** begin **

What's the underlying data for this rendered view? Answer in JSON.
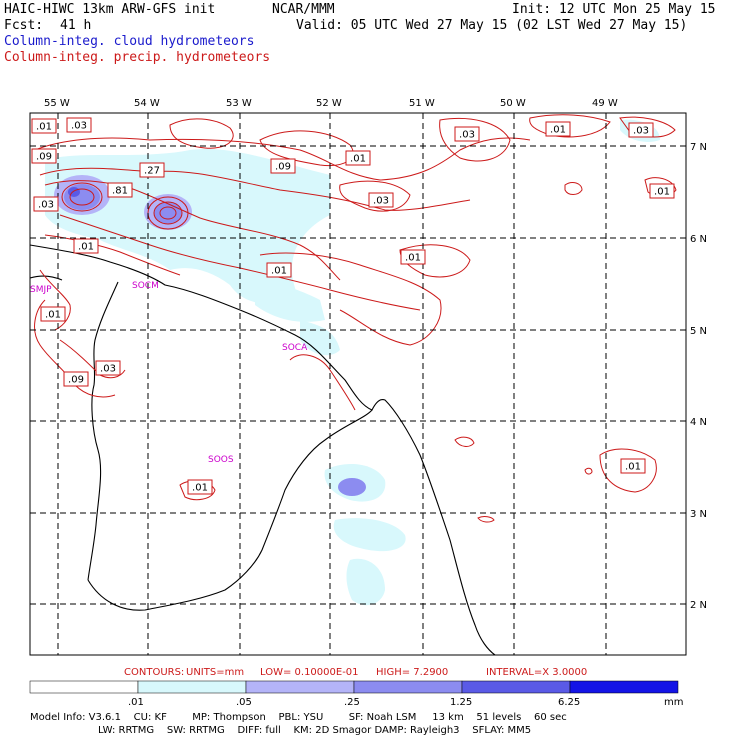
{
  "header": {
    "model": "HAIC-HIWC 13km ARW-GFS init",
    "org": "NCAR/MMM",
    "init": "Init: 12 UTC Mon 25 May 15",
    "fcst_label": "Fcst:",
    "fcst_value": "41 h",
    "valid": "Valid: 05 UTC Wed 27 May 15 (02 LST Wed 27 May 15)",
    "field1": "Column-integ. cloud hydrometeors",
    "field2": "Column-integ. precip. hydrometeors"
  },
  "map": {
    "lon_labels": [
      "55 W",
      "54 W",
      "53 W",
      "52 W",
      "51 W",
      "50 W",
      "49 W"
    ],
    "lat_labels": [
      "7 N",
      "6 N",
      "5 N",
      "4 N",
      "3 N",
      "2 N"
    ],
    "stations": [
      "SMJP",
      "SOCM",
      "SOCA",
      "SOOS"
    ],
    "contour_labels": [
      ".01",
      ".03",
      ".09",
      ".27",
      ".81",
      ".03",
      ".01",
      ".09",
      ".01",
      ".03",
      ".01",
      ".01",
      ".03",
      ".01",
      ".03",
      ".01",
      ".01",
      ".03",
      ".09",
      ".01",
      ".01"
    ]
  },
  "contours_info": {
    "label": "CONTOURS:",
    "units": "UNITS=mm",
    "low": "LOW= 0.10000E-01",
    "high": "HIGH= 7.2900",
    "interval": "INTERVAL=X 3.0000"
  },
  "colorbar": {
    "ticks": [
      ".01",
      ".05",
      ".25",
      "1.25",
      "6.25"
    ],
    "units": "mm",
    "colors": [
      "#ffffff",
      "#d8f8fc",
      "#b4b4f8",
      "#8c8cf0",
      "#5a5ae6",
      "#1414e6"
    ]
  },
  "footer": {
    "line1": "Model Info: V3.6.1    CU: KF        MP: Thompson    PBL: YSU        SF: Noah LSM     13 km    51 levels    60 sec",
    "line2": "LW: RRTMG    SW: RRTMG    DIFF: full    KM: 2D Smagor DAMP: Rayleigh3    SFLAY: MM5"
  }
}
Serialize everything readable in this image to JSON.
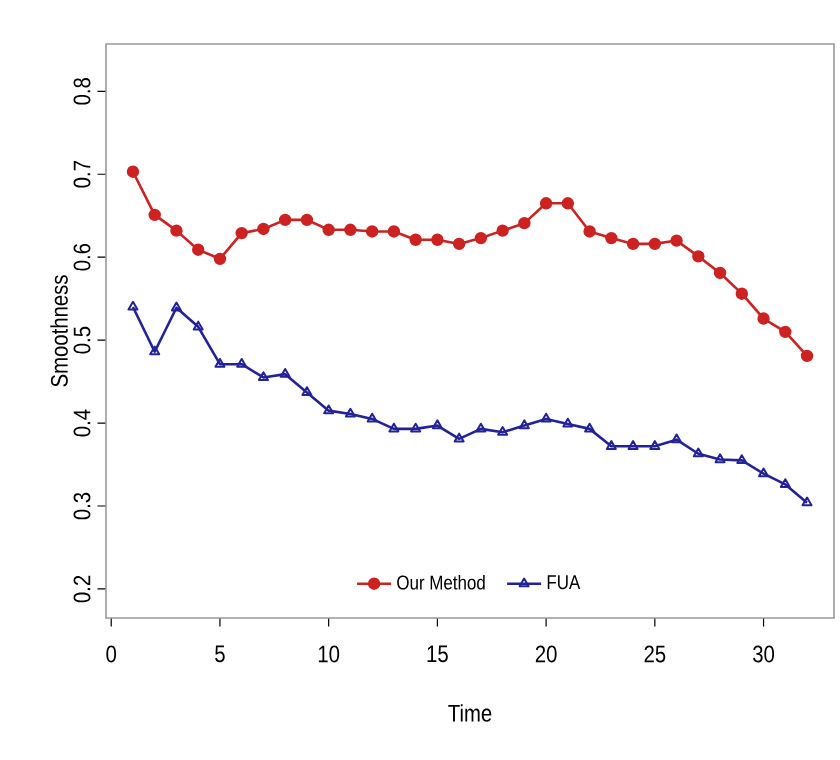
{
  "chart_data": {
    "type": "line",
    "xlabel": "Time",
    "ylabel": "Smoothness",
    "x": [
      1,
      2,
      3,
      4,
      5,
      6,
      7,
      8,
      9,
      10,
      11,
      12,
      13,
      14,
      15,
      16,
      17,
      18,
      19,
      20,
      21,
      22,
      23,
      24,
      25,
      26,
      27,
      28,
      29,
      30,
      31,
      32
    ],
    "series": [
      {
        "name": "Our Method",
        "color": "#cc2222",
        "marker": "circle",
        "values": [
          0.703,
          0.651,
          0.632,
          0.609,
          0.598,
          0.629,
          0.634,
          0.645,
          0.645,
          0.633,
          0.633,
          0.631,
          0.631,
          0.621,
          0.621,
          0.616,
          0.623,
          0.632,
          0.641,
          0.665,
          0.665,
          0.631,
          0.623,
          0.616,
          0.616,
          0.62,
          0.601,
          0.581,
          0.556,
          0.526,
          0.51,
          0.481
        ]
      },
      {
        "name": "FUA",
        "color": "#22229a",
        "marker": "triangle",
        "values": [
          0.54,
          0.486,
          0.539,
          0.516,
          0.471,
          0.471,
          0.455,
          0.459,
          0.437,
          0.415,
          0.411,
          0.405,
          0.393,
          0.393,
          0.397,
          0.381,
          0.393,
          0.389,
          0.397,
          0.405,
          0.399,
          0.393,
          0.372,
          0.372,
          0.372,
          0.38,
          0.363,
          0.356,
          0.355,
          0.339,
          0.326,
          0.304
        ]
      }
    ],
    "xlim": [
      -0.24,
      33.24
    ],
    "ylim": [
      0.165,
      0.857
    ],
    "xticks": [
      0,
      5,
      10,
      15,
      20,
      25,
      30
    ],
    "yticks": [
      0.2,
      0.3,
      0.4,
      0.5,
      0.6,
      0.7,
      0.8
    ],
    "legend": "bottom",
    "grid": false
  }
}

** end **

- SET TASK
Excluding the pictures, restate the records above word for word.

- OUTPUT FOR THIS TASK
What's the underlying data for this rendered view? Answer in JSON.
{
  "header": {
    "model": "HAIC-HIWC 13km ARW-GFS init",
    "org": "NCAR/MMM",
    "init": "Init: 12 UTC Mon 25 May 15",
    "fcst_label": "Fcst:",
    "fcst_value": "41 h",
    "valid": "Valid: 05 UTC Wed 27 May 15 (02 LST Wed 27 May 15)",
    "field1": "Column-integ. cloud hydrometeors",
    "field2": "Column-integ. precip. hydrometeors"
  },
  "map": {
    "lon_labels": [
      "55 W",
      "54 W",
      "53 W",
      "52 W",
      "51 W",
      "50 W",
      "49 W"
    ],
    "lat_labels": [
      "7 N",
      "6 N",
      "5 N",
      "4 N",
      "3 N",
      "2 N"
    ],
    "stations": [
      "SMJP",
      "SOCM",
      "SOCA",
      "SOOS"
    ],
    "contour_labels": [
      ".01",
      ".03",
      ".09",
      ".27",
      ".81",
      ".03",
      ".01",
      ".09",
      ".01",
      ".03",
      ".01",
      ".01",
      ".03",
      ".01",
      ".03",
      ".01",
      ".01",
      ".03",
      ".09",
      ".01",
      ".01"
    ]
  },
  "contours_info": {
    "label": "CONTOURS:",
    "units": "UNITS=mm",
    "low": "LOW= 0.10000E-01",
    "high": "HIGH= 7.2900",
    "interval": "INTERVAL=X 3.0000"
  },
  "colorbar": {
    "ticks": [
      ".01",
      ".05",
      ".25",
      "1.25",
      "6.25"
    ],
    "units": "mm",
    "colors": [
      "#ffffff",
      "#d8f8fc",
      "#b4b4f8",
      "#8c8cf0",
      "#5a5ae6",
      "#1414e6"
    ]
  },
  "footer": {
    "line1": "Model Info: V3.6.1    CU: KF        MP: Thompson    PBL: YSU        SF: Noah LSM     13 km    51 levels    60 sec",
    "line2": "LW: RRTMG    SW: RRTMG    DIFF: full    KM: 2D Smagor DAMP: Rayleigh3    SFLAY: MM5"
  }
}
Serialize everything readable in this image to JSON.
{
  "chart_data": {
    "type": "line",
    "xlabel": "Time",
    "ylabel": "Smoothness",
    "x": [
      1,
      2,
      3,
      4,
      5,
      6,
      7,
      8,
      9,
      10,
      11,
      12,
      13,
      14,
      15,
      16,
      17,
      18,
      19,
      20,
      21,
      22,
      23,
      24,
      25,
      26,
      27,
      28,
      29,
      30,
      31,
      32
    ],
    "series": [
      {
        "name": "Our Method",
        "color": "#cc2222",
        "marker": "circle",
        "values": [
          0.703,
          0.651,
          0.632,
          0.609,
          0.598,
          0.629,
          0.634,
          0.645,
          0.645,
          0.633,
          0.633,
          0.631,
          0.631,
          0.621,
          0.621,
          0.616,
          0.623,
          0.632,
          0.641,
          0.665,
          0.665,
          0.631,
          0.623,
          0.616,
          0.616,
          0.62,
          0.601,
          0.581,
          0.556,
          0.526,
          0.51,
          0.481
        ]
      },
      {
        "name": "FUA",
        "color": "#22229a",
        "marker": "triangle",
        "values": [
          0.54,
          0.486,
          0.539,
          0.516,
          0.471,
          0.471,
          0.455,
          0.459,
          0.437,
          0.415,
          0.411,
          0.405,
          0.393,
          0.393,
          0.397,
          0.381,
          0.393,
          0.389,
          0.397,
          0.405,
          0.399,
          0.393,
          0.372,
          0.372,
          0.372,
          0.38,
          0.363,
          0.356,
          0.355,
          0.339,
          0.326,
          0.304
        ]
      }
    ],
    "xlim": [
      -0.24,
      33.24
    ],
    "ylim": [
      0.165,
      0.857
    ],
    "xticks": [
      0,
      5,
      10,
      15,
      20,
      25,
      30
    ],
    "yticks": [
      0.2,
      0.3,
      0.4,
      0.5,
      0.6,
      0.7,
      0.8
    ],
    "legend": "bottom",
    "grid": false
  }
}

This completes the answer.